> _Dataset items_:
★ ★ ★ ★ ★ ★ ★
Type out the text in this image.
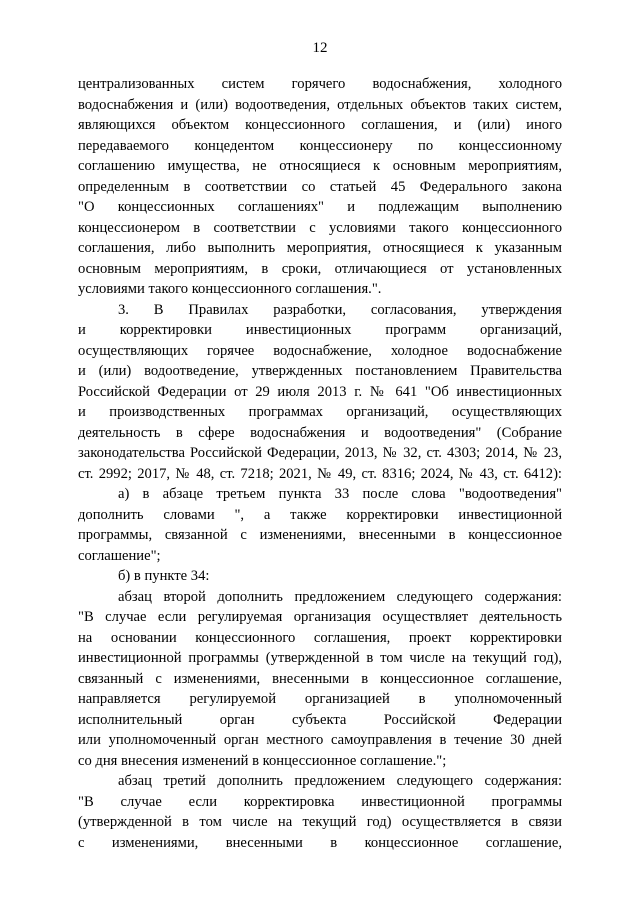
12
централизованных систем горячего водоснабжения, холодного
водоснабжения и (или) водоотведения, отдельных объектов таких систем,
являющихся объектом концессионного соглашения, и (или) иного
передаваемого концедентом концессионеру по концессионному
соглашению имущества, не относящиеся к основным мероприятиям,
определенным в соответствии со статьей 45 Федерального закона
"О концессионных соглашениях" и подлежащим выполнению
концессионером в соответствии с условиями такого концессионного
соглашения, либо выполнить мероприятия, относящиеся к указанным
основным мероприятиям, в сроки, отличающиеся от установленных
условиями такого концессионного соглашения.".
3. В Правилах разработки, согласования, утверждения
и корректировки инвестиционных программ организаций,
осуществляющих горячее водоснабжение, холодное водоснабжение
и (или) водоотведение, утвержденных постановлением Правительства
Российской Федерации от 29 июля 2013 г. № 641 "Об инвестиционных
и производственных программах организаций, осуществляющих
деятельность в сфере водоснабжения и водоотведения" (Собрание
законодательства Российской Федерации, 2013, № 32, ст. 4303; 2014, № 23,
ст. 2992; 2017, № 48, ст. 7218; 2021, № 49, ст. 8316; 2024, № 43, ст. 6412):
а) в абзаце третьем пункта 33 после слова "водоотведения"
дополнить словами ", а также корректировки инвестиционной
программы, связанной с изменениями, внесенными в концессионное
соглашение";
б) в пункте 34:
абзац второй дополнить предложением следующего содержания:
"В случае если регулируемая организация осуществляет деятельность
на основании концессионного соглашения, проект корректировки
инвестиционной программы (утвержденной в том числе на текущий год),
связанный с изменениями, внесенными в концессионное соглашение,
направляется регулируемой организацией в уполномоченный
исполнительный орган субъекта Российской Федерации
или уполномоченный орган местного самоуправления в течение 30 дней
со дня внесения изменений в концессионное соглашение.";
абзац третий дополнить предложением следующего содержания:
"В случае если корректировка инвестиционной программы
(утвержденной в том числе на текущий год) осуществляется в связи
с изменениями, внесенными в концессионное соглашение,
★ ★ ★ ★ ★ ★ ★
> _Work to do_: Excluding the pictures, restate the records above word for word.

> _Expected answer_:
Type out the text in this image.
12
централизованных систем горячего водоснабжения, холодного
водоснабжения и (или) водоотведения, отдельных объектов таких систем,
являющихся объектом концессионного соглашения, и (или) иного
передаваемого концедентом концессионеру по концессионному
соглашению имущества, не относящиеся к основным мероприятиям,
определенным в соответствии со статьей 45 Федерального закона
"О концессионных соглашениях" и подлежащим выполнению
концессионером в соответствии с условиями такого концессионного
соглашения, либо выполнить мероприятия, относящиеся к указанным
основным мероприятиям, в сроки, отличающиеся от установленных
условиями такого концессионного соглашения.".
3. В Правилах разработки, согласования, утверждения
и корректировки инвестиционных программ организаций,
осуществляющих горячее водоснабжение, холодное водоснабжение
и (или) водоотведение, утвержденных постановлением Правительства
Российской Федерации от 29 июля 2013 г. № 641 "Об инвестиционных
и производственных программах организаций, осуществляющих
деятельность в сфере водоснабжения и водоотведения" (Собрание
законодательства Российской Федерации, 2013, № 32, ст. 4303; 2014, № 23,
ст. 2992; 2017, № 48, ст. 7218; 2021, № 49, ст. 8316; 2024, № 43, ст. 6412):
а) в абзаце третьем пункта 33 после слова "водоотведения"
дополнить словами ", а также корректировки инвестиционной
программы, связанной с изменениями, внесенными в концессионное
соглашение";
б) в пункте 34:
абзац второй дополнить предложением следующего содержания:
"В случае если регулируемая организация осуществляет деятельность
на основании концессионного соглашения, проект корректировки
инвестиционной программы (утвержденной в том числе на текущий год),
связанный с изменениями, внесенными в концессионное соглашение,
направляется регулируемой организацией в уполномоченный
исполнительный орган субъекта Российской Федерации
или уполномоченный орган местного самоуправления в течение 30 дней
со дня внесения изменений в концессионное соглашение.";
абзац третий дополнить предложением следующего содержания:
"В случае если корректировка инвестиционной программы
(утвержденной в том числе на текущий год) осуществляется в связи
с изменениями, внесенными в концессионное соглашение,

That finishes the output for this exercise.